Rows from a figure dataset

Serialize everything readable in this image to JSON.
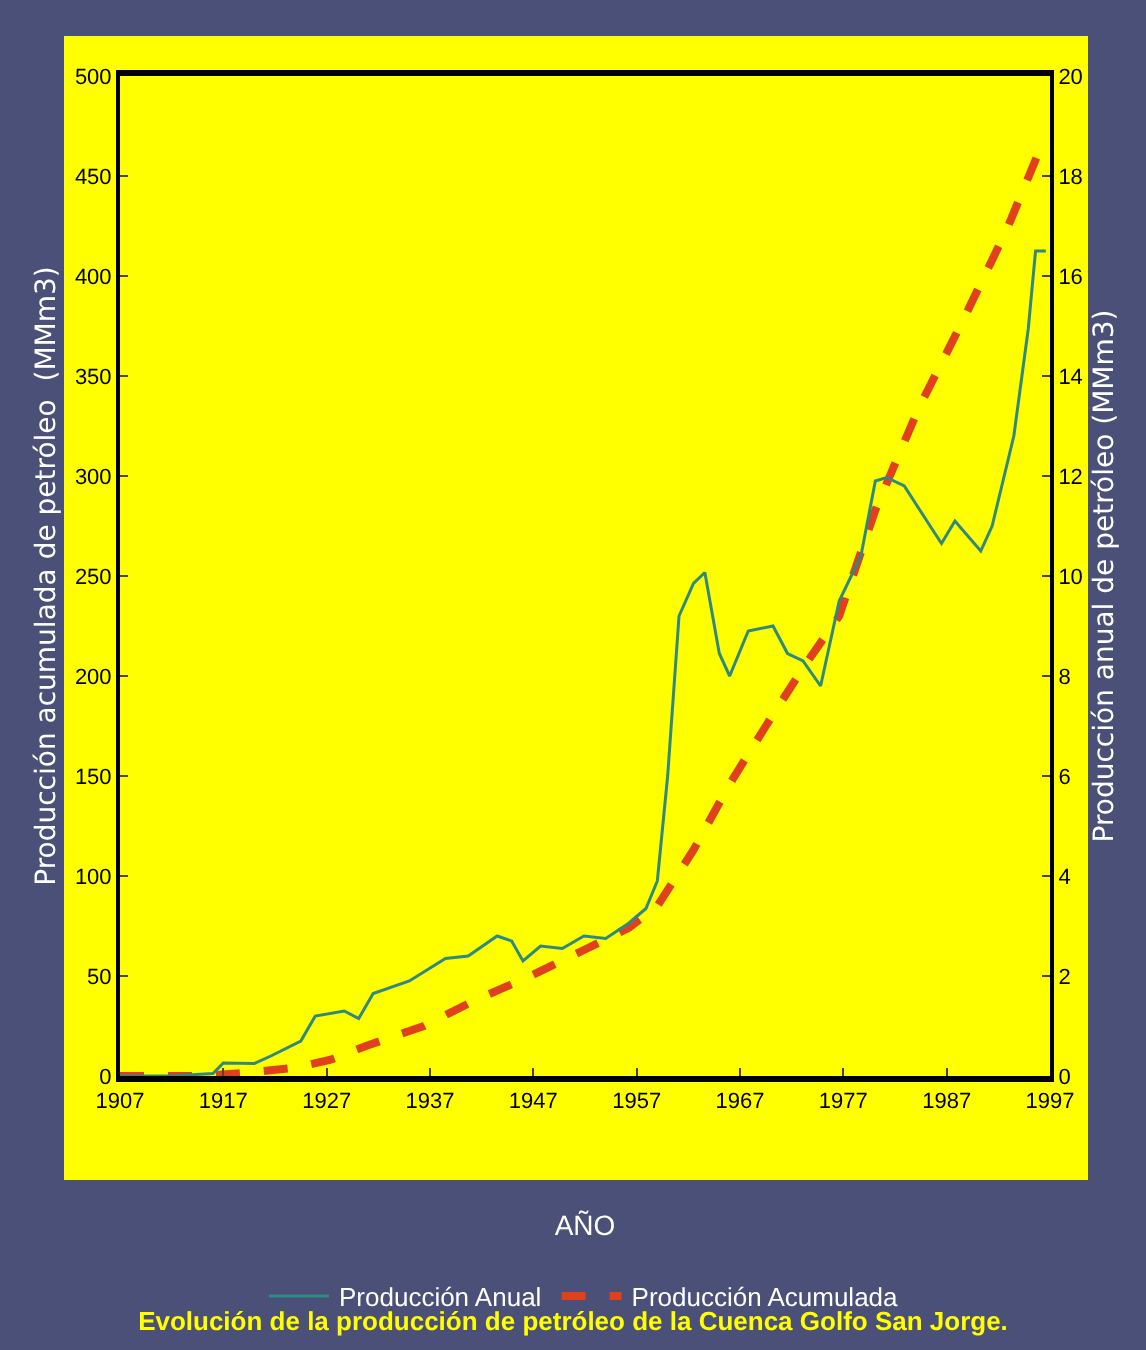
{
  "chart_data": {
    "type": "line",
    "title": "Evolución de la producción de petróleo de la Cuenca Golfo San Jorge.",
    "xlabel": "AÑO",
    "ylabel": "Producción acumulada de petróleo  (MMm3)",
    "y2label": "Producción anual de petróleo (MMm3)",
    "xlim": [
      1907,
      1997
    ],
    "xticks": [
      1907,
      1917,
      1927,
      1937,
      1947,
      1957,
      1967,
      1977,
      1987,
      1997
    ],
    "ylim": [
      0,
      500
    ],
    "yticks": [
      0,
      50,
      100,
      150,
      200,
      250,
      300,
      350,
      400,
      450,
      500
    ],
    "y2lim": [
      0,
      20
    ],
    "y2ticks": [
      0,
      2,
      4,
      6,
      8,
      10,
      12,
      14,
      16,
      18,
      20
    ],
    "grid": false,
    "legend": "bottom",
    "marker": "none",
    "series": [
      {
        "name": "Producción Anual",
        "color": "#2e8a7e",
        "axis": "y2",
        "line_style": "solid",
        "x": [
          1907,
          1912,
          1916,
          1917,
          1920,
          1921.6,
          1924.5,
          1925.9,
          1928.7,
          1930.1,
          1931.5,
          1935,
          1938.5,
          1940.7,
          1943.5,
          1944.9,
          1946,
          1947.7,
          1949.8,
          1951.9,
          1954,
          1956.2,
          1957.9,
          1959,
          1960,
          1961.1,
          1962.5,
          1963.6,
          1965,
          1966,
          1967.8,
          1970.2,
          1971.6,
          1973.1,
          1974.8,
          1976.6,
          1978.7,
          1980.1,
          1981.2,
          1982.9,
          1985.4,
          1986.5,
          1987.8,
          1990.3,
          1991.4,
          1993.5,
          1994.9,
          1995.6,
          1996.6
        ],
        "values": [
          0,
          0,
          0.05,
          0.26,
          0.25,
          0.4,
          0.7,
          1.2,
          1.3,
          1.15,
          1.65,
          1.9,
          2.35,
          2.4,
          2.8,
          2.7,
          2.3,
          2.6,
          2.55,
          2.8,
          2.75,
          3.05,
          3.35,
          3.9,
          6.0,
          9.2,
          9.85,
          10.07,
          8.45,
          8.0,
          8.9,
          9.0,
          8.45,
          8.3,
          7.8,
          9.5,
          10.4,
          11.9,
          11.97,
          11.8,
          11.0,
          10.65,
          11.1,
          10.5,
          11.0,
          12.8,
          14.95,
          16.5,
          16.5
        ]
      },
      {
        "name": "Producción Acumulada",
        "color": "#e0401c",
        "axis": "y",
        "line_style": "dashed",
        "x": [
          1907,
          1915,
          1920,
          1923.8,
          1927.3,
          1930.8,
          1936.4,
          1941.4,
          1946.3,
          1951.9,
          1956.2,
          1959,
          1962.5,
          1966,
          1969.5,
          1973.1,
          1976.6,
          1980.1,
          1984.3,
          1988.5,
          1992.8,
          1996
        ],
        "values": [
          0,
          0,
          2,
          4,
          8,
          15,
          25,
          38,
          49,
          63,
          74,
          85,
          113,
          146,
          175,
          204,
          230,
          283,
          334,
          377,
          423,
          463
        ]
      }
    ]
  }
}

* * *

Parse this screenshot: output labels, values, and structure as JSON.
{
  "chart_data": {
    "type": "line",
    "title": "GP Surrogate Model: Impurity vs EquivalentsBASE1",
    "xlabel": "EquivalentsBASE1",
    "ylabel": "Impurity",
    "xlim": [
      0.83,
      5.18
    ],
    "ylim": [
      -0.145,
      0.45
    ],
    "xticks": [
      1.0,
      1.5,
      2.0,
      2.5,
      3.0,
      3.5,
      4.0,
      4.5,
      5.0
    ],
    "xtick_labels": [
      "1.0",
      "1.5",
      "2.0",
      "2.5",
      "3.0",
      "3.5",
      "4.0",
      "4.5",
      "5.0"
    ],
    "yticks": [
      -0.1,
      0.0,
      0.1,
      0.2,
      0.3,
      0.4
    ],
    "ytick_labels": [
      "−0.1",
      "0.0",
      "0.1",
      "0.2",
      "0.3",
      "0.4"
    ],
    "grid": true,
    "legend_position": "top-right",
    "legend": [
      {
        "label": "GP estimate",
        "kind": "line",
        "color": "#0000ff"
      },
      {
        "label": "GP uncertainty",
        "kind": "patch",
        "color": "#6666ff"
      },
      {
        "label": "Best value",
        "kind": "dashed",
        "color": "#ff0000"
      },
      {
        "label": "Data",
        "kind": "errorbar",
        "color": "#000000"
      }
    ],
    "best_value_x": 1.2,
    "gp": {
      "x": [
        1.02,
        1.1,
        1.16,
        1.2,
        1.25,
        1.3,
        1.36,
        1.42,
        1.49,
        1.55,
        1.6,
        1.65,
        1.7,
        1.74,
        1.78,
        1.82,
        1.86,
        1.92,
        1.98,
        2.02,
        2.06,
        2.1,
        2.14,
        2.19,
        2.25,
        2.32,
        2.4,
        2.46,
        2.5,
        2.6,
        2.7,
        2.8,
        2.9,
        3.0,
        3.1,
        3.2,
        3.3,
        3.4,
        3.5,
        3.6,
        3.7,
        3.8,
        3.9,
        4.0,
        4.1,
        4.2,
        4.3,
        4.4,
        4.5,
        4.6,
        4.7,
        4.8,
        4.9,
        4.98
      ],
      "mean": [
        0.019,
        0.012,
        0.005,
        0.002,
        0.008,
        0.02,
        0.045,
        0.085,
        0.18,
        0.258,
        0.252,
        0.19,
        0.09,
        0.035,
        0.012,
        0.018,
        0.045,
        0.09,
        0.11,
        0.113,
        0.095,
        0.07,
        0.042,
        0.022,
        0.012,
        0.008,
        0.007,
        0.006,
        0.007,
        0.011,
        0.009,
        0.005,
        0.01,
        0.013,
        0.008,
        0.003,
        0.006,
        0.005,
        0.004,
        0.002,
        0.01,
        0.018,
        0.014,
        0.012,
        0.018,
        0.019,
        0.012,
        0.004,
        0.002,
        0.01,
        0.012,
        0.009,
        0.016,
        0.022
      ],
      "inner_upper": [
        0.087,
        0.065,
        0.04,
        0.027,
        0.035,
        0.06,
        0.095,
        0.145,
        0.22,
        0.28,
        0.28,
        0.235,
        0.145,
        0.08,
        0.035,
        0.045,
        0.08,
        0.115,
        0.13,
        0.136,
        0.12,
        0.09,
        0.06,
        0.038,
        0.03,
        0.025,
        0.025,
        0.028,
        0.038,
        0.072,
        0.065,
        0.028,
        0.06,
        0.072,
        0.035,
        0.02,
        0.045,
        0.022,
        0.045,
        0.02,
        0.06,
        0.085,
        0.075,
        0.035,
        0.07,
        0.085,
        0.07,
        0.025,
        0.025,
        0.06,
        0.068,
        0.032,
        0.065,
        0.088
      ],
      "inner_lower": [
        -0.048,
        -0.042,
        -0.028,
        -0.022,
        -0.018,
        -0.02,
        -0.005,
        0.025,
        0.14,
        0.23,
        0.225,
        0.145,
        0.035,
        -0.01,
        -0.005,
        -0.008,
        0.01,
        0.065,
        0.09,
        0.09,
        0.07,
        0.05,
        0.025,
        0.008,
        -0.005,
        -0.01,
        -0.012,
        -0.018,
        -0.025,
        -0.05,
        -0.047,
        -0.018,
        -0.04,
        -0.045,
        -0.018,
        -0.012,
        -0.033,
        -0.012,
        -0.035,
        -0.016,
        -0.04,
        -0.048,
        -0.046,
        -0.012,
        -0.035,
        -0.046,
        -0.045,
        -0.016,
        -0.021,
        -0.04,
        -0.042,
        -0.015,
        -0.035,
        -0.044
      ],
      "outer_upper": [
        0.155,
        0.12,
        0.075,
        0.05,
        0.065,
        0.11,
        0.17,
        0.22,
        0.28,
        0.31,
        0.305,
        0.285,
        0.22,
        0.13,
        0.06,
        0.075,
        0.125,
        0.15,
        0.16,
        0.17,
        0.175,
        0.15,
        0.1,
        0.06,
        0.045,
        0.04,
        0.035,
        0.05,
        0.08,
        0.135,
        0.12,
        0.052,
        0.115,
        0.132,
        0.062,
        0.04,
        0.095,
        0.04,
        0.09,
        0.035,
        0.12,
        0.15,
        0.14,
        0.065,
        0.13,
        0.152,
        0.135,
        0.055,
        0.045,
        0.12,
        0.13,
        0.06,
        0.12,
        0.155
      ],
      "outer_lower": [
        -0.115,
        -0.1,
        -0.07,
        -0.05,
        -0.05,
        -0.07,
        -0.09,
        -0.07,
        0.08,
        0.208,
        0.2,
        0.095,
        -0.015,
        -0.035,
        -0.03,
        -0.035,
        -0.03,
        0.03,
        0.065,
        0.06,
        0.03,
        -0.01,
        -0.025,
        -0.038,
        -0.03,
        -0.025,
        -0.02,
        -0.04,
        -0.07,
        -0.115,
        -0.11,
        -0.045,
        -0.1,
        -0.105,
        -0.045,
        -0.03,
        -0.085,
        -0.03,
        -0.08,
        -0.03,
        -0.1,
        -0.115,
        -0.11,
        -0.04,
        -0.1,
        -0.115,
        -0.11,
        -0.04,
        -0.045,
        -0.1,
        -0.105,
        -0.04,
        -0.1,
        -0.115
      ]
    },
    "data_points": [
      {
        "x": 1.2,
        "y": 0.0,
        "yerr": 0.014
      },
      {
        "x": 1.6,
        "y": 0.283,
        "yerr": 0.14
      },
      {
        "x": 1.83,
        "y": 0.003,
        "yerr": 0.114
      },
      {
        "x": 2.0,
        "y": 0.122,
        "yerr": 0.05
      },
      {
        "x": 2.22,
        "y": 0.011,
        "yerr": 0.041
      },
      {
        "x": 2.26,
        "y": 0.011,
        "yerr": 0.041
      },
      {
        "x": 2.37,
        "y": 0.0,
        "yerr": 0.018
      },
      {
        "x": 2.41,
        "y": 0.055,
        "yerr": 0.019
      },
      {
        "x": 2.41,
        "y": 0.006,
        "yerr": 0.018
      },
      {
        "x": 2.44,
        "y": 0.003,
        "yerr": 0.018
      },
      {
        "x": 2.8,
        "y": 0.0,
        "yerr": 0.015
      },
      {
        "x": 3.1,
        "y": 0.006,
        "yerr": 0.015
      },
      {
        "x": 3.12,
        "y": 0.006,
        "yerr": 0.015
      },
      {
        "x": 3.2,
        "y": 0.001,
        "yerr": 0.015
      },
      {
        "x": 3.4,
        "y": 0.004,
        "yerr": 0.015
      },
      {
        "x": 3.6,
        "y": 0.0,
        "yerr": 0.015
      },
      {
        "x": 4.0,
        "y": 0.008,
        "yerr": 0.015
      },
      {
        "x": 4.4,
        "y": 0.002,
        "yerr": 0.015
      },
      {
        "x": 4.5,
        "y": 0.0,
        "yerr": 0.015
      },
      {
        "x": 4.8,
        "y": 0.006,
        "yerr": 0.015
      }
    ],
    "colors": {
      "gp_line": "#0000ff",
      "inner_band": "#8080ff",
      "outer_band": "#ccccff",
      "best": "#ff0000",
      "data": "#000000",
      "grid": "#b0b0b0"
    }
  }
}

WHAT THE TASK ASKS
Only the number is wanted: how many lines of these entries contain the string "ylabel"?

FINAL RESULT
2